Reproduce the items verbatim, from the very first line down through the line containing "cell-avg-time: 00:01:17 (586, 409, 691, 446)", including that line.
━━━━━ Data for this exercise
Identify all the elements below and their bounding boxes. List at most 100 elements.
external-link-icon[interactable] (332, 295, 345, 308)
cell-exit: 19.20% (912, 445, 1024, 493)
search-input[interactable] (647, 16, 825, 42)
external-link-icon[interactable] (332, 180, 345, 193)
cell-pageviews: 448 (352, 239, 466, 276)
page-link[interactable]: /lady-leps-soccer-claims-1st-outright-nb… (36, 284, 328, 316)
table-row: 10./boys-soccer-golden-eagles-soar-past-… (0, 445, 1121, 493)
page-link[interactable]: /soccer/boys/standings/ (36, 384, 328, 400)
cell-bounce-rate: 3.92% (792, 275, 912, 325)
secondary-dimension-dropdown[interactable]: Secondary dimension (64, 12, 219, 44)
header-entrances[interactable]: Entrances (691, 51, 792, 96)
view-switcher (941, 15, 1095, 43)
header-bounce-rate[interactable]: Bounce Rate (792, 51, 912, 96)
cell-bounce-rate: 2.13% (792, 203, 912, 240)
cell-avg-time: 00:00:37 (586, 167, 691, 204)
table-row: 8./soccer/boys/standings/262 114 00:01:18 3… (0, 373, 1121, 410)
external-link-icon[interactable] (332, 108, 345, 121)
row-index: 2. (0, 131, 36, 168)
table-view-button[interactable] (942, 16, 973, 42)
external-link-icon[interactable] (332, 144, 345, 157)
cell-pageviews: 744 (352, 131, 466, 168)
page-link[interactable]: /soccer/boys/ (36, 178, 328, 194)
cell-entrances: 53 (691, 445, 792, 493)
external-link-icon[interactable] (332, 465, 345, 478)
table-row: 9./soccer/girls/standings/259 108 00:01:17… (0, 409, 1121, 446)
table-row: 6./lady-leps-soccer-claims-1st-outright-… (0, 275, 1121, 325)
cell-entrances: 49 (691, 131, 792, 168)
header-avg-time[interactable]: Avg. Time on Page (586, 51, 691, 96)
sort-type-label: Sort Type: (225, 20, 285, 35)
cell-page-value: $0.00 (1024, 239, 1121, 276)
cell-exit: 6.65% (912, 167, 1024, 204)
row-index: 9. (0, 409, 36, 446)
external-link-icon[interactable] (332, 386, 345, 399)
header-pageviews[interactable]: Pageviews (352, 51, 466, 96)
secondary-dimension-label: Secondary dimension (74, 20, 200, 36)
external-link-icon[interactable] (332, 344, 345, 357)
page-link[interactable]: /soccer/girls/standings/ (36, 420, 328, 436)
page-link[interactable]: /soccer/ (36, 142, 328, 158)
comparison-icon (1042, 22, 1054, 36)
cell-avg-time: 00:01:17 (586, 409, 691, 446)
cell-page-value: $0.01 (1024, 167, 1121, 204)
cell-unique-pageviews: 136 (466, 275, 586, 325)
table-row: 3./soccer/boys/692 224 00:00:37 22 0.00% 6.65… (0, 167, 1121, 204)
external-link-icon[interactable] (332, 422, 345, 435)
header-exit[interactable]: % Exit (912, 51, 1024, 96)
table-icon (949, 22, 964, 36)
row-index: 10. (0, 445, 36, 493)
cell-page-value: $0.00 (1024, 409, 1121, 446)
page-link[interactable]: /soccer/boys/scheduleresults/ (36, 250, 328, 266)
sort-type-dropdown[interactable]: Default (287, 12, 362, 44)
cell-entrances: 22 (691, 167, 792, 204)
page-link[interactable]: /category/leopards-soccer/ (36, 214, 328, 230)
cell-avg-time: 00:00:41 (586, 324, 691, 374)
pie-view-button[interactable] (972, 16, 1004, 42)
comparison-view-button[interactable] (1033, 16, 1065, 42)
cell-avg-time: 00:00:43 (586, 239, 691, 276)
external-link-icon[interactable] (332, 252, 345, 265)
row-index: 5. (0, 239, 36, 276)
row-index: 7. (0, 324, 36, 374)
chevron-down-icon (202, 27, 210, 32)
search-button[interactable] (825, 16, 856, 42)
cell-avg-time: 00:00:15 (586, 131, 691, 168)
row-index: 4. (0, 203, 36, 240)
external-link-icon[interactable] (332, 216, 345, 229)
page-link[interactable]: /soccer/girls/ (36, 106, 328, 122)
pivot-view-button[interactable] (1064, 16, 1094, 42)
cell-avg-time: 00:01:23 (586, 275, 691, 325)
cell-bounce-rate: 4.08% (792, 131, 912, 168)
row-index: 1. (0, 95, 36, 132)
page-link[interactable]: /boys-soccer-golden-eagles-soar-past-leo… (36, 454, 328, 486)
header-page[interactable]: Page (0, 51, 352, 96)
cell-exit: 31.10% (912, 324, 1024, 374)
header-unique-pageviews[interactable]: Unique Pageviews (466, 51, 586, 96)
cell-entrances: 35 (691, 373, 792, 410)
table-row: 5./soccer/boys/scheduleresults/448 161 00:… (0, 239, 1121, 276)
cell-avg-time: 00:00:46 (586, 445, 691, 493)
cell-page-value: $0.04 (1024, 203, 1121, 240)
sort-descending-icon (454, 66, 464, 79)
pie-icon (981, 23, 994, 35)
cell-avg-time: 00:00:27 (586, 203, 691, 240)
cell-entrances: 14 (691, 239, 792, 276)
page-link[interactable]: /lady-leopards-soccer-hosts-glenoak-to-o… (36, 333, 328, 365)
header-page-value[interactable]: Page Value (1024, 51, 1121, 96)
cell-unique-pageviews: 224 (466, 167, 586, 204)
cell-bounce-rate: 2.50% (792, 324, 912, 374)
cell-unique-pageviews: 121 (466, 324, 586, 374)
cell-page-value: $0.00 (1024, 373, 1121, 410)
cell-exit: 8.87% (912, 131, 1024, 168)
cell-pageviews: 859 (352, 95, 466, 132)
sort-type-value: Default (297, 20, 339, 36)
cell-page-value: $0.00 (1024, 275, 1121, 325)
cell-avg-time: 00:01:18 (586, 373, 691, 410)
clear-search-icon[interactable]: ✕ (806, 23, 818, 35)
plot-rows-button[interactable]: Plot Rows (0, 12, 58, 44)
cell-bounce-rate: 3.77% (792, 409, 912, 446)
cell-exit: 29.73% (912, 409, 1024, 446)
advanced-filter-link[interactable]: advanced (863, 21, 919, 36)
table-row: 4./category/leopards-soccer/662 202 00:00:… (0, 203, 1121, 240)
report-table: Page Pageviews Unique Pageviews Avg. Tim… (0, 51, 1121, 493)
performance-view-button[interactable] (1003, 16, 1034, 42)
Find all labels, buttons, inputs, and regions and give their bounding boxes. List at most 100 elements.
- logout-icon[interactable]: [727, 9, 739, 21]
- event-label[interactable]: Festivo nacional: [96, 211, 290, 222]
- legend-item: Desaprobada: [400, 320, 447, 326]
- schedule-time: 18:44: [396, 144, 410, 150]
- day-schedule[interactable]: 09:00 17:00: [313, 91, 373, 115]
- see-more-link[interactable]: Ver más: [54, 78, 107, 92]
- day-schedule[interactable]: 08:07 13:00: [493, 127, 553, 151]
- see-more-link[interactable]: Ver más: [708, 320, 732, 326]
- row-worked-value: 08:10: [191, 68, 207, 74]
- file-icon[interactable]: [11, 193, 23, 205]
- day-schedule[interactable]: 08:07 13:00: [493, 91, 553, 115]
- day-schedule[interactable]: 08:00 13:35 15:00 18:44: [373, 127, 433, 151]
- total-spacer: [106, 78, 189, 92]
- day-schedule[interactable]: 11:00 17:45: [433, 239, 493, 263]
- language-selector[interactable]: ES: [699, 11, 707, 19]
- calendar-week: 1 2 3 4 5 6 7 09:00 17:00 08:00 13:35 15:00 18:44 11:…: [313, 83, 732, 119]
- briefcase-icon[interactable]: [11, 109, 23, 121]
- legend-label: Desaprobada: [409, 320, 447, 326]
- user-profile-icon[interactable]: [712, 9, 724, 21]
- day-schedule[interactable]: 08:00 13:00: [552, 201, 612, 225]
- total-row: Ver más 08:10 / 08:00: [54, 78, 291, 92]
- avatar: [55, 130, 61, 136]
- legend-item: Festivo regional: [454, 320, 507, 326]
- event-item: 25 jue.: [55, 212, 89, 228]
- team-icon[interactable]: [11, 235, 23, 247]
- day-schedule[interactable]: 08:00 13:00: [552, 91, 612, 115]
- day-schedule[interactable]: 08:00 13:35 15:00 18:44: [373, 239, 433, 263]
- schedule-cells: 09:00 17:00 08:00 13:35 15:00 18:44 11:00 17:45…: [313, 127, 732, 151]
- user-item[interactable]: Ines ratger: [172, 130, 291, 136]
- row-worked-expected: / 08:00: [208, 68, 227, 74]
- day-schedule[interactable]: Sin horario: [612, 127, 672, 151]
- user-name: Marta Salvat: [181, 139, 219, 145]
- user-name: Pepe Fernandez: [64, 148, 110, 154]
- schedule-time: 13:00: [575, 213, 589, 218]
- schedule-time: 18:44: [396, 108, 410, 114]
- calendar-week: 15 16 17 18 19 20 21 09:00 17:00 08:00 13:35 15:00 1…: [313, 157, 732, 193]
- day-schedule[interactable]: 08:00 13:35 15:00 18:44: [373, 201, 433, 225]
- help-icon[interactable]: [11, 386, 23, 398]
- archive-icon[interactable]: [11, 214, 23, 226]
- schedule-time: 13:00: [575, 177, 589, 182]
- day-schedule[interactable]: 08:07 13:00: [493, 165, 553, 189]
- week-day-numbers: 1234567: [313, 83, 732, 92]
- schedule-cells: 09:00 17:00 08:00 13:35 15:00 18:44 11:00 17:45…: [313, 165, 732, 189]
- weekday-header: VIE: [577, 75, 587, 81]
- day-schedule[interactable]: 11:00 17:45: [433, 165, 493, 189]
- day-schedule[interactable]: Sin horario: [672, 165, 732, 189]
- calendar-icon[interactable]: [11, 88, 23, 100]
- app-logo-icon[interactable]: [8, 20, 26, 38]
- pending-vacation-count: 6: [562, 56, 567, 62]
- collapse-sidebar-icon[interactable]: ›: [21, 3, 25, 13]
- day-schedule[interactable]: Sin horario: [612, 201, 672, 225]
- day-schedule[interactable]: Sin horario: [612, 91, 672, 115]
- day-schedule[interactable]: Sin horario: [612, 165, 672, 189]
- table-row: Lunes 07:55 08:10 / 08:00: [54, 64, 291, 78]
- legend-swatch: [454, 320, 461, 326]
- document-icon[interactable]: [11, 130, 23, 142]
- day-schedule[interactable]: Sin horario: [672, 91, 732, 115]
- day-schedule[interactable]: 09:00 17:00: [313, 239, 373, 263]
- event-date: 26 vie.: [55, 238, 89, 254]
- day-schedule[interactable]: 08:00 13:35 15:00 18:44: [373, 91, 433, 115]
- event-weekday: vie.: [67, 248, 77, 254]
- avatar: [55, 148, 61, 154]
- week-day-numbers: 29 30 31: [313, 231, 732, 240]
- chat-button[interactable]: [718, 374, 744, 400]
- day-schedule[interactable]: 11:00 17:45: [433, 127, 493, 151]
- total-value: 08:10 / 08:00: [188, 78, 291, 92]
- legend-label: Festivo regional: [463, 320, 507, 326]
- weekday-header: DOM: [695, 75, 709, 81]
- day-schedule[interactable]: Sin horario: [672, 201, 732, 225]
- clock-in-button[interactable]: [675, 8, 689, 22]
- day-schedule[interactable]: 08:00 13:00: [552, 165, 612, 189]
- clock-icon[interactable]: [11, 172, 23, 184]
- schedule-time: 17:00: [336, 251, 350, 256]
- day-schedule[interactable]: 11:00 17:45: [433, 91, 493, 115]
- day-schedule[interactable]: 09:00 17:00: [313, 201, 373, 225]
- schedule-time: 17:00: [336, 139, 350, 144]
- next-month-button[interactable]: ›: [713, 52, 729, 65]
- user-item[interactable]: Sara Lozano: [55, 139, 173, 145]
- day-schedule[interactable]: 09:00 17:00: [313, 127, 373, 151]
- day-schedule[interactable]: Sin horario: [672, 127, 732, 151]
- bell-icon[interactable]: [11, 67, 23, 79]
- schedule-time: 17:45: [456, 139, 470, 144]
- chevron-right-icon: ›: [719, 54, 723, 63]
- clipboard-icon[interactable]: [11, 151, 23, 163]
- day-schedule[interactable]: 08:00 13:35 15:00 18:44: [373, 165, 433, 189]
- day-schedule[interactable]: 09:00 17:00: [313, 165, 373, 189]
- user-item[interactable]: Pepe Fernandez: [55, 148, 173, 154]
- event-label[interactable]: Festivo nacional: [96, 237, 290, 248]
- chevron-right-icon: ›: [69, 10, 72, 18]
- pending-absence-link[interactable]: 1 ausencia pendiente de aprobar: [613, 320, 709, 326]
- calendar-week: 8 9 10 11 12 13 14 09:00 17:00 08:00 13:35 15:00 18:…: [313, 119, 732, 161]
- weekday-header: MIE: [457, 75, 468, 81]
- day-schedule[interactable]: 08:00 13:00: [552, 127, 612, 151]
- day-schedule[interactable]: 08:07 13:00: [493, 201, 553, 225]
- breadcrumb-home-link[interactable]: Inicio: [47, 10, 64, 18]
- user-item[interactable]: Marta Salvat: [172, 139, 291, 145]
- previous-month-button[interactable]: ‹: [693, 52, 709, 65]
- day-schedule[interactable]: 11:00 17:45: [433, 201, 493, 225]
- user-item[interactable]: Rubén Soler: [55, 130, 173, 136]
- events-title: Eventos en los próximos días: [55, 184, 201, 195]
━━━━━━━━━━
Answer in full:
Identify all the elements below and their bounding boxes. List at most 100 elements.
external-link-icon[interactable] (332, 295, 345, 308)
cell-exit: 19.20% (912, 445, 1024, 493)
search-input[interactable] (647, 16, 825, 42)
external-link-icon[interactable] (332, 180, 345, 193)
cell-pageviews: 448 (352, 239, 466, 276)
page-link[interactable]: /lady-leps-soccer-claims-1st-outright-nb… (36, 284, 328, 316)
table-row: 10./boys-soccer-golden-eagles-soar-past-… (0, 445, 1121, 493)
page-link[interactable]: /soccer/boys/standings/ (36, 384, 328, 400)
cell-bounce-rate: 3.92% (792, 275, 912, 325)
secondary-dimension-dropdown[interactable]: Secondary dimension (64, 12, 219, 44)
header-entrances[interactable]: Entrances (691, 51, 792, 96)
view-switcher (941, 15, 1095, 43)
header-bounce-rate[interactable]: Bounce Rate (792, 51, 912, 96)
cell-bounce-rate: 2.13% (792, 203, 912, 240)
cell-avg-time: 00:00:37 (586, 167, 691, 204)
table-row: 8./soccer/boys/standings/262 114 00:01:18 3… (0, 373, 1121, 410)
external-link-icon[interactable] (332, 108, 345, 121)
row-index: 2. (0, 131, 36, 168)
table-view-button[interactable] (942, 16, 973, 42)
external-link-icon[interactable] (332, 144, 345, 157)
cell-pageviews: 744 (352, 131, 466, 168)
page-link[interactable]: /soccer/boys/ (36, 178, 328, 194)
cell-entrances: 53 (691, 445, 792, 493)
external-link-icon[interactable] (332, 465, 345, 478)
table-row: 9./soccer/girls/standings/259 108 00:01:17… (0, 409, 1121, 446)
table-row: 6./lady-leps-soccer-claims-1st-outright-… (0, 275, 1121, 325)
cell-entrances: 49 (691, 131, 792, 168)
header-avg-time[interactable]: Avg. Time on Page (586, 51, 691, 96)
sort-type-label: Sort Type: (225, 20, 285, 35)
cell-page-value: $0.00 (1024, 239, 1121, 276)
cell-exit: 6.65% (912, 167, 1024, 204)
row-index: 9. (0, 409, 36, 446)
external-link-icon[interactable] (332, 386, 345, 399)
header-pageviews[interactable]: Pageviews (352, 51, 466, 96)
secondary-dimension-label: Secondary dimension (74, 20, 200, 36)
external-link-icon[interactable] (332, 344, 345, 357)
page-link[interactable]: /soccer/girls/standings/ (36, 420, 328, 436)
page-link[interactable]: /soccer/ (36, 142, 328, 158)
comparison-icon (1042, 22, 1054, 36)
cell-avg-time: 00:01:17 (586, 409, 691, 446)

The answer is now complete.